Excerpt provided:
⟨

Perhaps you saw an earlier post I wrote about deep dreaming Prague pictures, and you said to your self, “self, I wish I knew more about the techniques to make those crazy looking pictures.”
Well you are in luck since I’ve now posted the slides where I attempted to explain these two works to our reading group: 1) Google’s DeepDream, and 2) A Neural Algorithm of Artistic Style.
I already tried to give an intuitive explanation of how #1 Google’s DeepDream works here:
So let’s focus on work #2, A Neural Algorithm of Artistic Style. In this work, the authors separate out the style component of an image from the content part of an image.
Let’s reflect on this rather interesting statement for a moment; we can separate an image into style and content. This is somewhat intuitive as you can imagine two artists, each with a particular style, creating the same scene (i.e., the content) that appears quite different given a particular artists style. While the scene might be recognizable, the style of painting may be quite different.
This insight, that an image can be separated into style and content components, is key to this work.
Given this ability to separate an image into style and content components, we can create a new image, that has the content from one image, and the style from another!
Consider that statement again; we can take the content from image C
and the style from another image S
, to create a third artificial image A
that reflects the content of C
and the style of S
.

⟩

Information shown:
⟨

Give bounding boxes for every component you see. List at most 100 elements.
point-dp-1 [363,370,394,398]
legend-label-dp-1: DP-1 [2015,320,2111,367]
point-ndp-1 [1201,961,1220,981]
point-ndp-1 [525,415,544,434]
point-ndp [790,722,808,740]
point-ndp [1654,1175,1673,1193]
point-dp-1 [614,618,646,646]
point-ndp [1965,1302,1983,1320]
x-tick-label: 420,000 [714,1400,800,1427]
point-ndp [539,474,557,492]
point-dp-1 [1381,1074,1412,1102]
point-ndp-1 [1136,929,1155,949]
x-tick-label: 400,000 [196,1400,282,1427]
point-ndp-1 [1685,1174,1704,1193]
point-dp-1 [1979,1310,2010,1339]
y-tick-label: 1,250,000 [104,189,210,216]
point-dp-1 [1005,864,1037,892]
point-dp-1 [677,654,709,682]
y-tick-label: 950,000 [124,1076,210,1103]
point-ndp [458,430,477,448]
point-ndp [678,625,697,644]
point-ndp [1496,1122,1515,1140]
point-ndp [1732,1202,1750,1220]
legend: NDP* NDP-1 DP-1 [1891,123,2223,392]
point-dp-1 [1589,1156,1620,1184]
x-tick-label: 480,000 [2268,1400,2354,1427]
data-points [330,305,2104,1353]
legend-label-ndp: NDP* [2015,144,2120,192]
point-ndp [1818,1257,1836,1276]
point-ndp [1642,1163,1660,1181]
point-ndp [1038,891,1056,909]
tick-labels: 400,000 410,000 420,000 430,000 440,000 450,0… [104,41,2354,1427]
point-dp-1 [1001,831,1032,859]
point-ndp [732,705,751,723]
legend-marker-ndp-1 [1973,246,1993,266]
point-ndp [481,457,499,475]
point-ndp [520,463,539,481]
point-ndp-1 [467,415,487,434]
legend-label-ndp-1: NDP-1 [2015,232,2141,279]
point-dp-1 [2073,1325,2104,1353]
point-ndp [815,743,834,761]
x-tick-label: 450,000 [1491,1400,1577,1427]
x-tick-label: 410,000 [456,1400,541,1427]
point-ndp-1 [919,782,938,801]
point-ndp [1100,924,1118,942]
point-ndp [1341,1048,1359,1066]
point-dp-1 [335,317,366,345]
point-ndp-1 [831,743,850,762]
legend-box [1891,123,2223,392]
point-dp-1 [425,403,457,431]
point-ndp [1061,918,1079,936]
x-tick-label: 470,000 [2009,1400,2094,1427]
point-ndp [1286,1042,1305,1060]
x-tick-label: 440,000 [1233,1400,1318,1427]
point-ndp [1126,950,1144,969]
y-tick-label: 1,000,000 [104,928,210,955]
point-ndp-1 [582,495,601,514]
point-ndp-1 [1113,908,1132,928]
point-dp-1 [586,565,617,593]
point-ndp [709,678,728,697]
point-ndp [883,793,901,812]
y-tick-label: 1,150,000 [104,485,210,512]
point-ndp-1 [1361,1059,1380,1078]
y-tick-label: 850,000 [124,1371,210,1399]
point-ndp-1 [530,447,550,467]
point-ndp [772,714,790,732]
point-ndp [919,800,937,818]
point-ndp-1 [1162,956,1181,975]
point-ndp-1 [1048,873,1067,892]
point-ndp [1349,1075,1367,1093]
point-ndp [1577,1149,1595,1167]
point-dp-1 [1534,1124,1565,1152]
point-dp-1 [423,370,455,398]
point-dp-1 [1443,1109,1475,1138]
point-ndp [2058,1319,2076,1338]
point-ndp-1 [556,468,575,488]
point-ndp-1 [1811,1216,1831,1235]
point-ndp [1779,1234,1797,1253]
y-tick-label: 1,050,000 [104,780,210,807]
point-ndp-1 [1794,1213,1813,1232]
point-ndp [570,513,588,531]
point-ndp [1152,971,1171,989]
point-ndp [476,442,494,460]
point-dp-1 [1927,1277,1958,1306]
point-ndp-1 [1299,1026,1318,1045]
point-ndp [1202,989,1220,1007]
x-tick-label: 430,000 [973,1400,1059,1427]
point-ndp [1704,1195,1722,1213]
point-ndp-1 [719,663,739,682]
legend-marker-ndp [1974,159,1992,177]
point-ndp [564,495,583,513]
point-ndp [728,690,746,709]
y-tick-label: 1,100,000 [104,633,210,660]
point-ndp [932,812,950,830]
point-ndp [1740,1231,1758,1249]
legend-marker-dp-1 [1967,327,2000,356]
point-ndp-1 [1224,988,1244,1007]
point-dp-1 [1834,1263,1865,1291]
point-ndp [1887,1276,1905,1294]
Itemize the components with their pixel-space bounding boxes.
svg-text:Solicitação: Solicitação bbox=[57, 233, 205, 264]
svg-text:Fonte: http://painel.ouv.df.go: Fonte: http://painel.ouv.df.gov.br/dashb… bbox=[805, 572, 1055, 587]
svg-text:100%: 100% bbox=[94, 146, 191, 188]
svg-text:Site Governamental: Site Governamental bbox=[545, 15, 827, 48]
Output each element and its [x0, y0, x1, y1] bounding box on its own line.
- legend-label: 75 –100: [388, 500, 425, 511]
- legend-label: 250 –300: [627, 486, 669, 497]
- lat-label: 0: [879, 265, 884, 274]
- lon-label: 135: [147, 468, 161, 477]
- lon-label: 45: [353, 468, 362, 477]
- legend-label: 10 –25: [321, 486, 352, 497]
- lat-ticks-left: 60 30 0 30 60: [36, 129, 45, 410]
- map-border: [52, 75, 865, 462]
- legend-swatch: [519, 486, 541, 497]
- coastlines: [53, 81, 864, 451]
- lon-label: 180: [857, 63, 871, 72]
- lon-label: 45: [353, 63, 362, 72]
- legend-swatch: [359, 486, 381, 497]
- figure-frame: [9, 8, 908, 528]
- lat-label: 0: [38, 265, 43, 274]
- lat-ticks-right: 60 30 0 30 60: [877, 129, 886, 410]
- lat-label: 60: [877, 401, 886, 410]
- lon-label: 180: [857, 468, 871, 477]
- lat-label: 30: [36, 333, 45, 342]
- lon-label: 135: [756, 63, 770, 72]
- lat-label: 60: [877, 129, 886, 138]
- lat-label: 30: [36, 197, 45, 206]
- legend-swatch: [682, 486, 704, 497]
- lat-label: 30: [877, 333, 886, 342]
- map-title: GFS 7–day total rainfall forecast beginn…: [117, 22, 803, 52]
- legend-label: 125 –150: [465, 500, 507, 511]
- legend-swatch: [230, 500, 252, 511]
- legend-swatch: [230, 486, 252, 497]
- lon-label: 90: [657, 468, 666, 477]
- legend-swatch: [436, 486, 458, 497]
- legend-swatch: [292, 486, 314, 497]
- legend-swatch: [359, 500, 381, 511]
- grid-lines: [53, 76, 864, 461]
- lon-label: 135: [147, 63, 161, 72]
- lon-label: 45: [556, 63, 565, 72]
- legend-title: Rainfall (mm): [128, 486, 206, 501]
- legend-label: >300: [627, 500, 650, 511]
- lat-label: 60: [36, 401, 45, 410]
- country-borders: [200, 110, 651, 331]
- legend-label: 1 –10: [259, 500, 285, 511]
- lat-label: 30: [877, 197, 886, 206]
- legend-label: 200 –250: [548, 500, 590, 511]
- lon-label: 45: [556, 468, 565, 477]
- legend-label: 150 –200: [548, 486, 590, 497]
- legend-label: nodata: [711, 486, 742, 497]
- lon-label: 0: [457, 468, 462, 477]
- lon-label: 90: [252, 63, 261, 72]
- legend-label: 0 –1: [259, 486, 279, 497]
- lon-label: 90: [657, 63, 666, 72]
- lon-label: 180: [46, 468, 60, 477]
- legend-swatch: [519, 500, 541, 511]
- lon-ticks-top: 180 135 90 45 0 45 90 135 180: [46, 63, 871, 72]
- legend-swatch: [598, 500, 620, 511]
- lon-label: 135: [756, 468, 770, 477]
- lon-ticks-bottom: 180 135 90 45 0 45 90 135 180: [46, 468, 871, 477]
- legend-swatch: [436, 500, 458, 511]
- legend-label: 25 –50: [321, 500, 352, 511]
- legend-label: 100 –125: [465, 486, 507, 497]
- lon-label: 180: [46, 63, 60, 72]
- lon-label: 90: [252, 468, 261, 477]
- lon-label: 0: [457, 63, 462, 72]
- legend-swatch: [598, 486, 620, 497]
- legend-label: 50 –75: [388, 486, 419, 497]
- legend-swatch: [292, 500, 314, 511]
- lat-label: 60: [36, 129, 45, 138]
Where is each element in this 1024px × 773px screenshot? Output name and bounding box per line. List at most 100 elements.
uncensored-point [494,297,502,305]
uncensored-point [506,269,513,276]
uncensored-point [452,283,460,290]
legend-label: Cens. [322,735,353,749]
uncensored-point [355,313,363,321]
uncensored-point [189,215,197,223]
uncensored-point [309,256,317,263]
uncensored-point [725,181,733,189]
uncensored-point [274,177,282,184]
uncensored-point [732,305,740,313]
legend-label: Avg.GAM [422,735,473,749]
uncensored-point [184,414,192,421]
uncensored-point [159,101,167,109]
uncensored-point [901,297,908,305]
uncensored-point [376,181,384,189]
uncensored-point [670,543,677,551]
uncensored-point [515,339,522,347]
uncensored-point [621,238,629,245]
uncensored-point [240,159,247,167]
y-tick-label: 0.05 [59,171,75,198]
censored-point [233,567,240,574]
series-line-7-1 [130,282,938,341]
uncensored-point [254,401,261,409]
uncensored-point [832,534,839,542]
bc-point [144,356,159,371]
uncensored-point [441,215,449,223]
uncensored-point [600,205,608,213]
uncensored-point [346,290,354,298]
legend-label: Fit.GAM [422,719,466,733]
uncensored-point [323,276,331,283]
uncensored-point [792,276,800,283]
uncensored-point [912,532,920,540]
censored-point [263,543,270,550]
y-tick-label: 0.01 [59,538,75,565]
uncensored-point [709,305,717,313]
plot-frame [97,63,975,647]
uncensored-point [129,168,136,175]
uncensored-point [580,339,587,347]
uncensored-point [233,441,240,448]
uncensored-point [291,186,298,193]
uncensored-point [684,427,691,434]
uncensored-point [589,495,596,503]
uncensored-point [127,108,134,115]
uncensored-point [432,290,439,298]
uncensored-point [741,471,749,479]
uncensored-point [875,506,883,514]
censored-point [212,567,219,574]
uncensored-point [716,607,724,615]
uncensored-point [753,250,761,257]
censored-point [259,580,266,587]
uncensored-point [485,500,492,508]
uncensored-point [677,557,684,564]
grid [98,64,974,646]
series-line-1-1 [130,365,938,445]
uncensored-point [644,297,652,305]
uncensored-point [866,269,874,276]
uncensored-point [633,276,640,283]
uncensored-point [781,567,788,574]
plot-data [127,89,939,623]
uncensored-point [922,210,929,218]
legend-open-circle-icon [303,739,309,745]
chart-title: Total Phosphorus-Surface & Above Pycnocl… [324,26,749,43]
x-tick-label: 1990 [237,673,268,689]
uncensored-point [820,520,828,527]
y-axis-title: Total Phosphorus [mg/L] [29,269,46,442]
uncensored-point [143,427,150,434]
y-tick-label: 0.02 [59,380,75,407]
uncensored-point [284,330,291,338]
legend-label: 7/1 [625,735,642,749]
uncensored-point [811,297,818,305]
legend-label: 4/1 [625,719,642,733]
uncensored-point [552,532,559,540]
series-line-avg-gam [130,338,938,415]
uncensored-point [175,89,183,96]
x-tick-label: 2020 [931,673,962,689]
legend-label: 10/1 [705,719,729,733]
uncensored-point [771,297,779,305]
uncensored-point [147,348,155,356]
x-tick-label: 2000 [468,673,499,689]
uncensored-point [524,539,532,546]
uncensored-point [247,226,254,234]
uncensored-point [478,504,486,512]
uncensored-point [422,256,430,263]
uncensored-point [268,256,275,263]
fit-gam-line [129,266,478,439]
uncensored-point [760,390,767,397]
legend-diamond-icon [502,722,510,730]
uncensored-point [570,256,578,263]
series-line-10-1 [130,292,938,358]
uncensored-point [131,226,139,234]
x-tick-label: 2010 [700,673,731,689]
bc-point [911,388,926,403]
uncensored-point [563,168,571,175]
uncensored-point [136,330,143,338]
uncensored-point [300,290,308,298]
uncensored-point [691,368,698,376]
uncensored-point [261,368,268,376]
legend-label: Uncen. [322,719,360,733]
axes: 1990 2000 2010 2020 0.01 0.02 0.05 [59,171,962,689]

⟩

Try it: According to the post on neural artistic style, what two components is an image separated into in A Neural Algorithm of Artistic Style? The rows are separate material and are not part of the post.

Result of the task: Style and content.